─── INPUT

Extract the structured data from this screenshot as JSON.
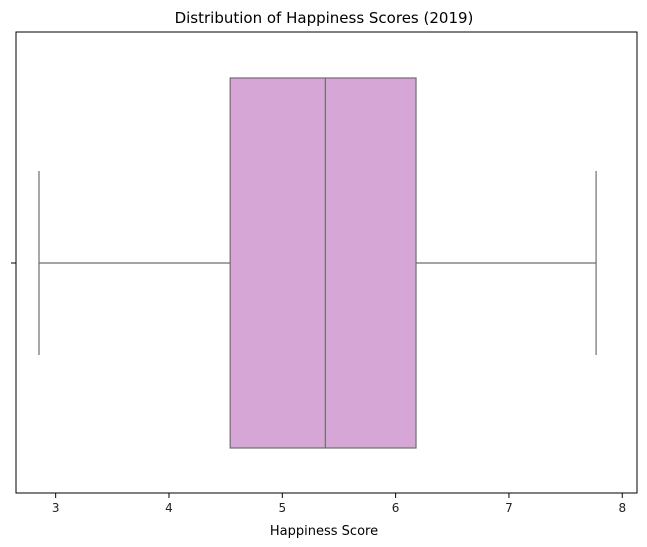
{
  "chart_data": {
    "type": "boxplot",
    "title": "Distribution of Happiness Scores (2019)",
    "xlabel": "Happiness Score",
    "ylabel": "",
    "xlim": [
      2.65,
      8.13
    ],
    "xticks": [
      3,
      4,
      5,
      6,
      7,
      8
    ],
    "xtick_labels": [
      "3",
      "4",
      "5",
      "6",
      "7",
      "8"
    ],
    "grid": false,
    "orientation": "horizontal",
    "box": {
      "min": 2.853,
      "q1": 4.54,
      "median": 5.38,
      "q3": 6.18,
      "max": 7.769
    },
    "colors": {
      "box_fill": "#D5A6D6",
      "box_line": "#6E6E6E",
      "axes": "#000000"
    }
  }
}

──────

» **PROBLEM**: Exclude the pictures and transcribe all of the entries exactly.

» **SOLUTION TO THIS PROBLEM**:
Extract the structured data from this screenshot as JSON.
{
  "chart_data": {
    "type": "boxplot",
    "title": "Distribution of Happiness Scores (2019)",
    "xlabel": "Happiness Score",
    "ylabel": "",
    "xlim": [
      2.65,
      8.13
    ],
    "xticks": [
      3,
      4,
      5,
      6,
      7,
      8
    ],
    "xtick_labels": [
      "3",
      "4",
      "5",
      "6",
      "7",
      "8"
    ],
    "grid": false,
    "orientation": "horizontal",
    "box": {
      "min": 2.853,
      "q1": 4.54,
      "median": 5.38,
      "q3": 6.18,
      "max": 7.769
    },
    "colors": {
      "box_fill": "#D5A6D6",
      "box_line": "#6E6E6E",
      "axes": "#000000"
    }
  }
}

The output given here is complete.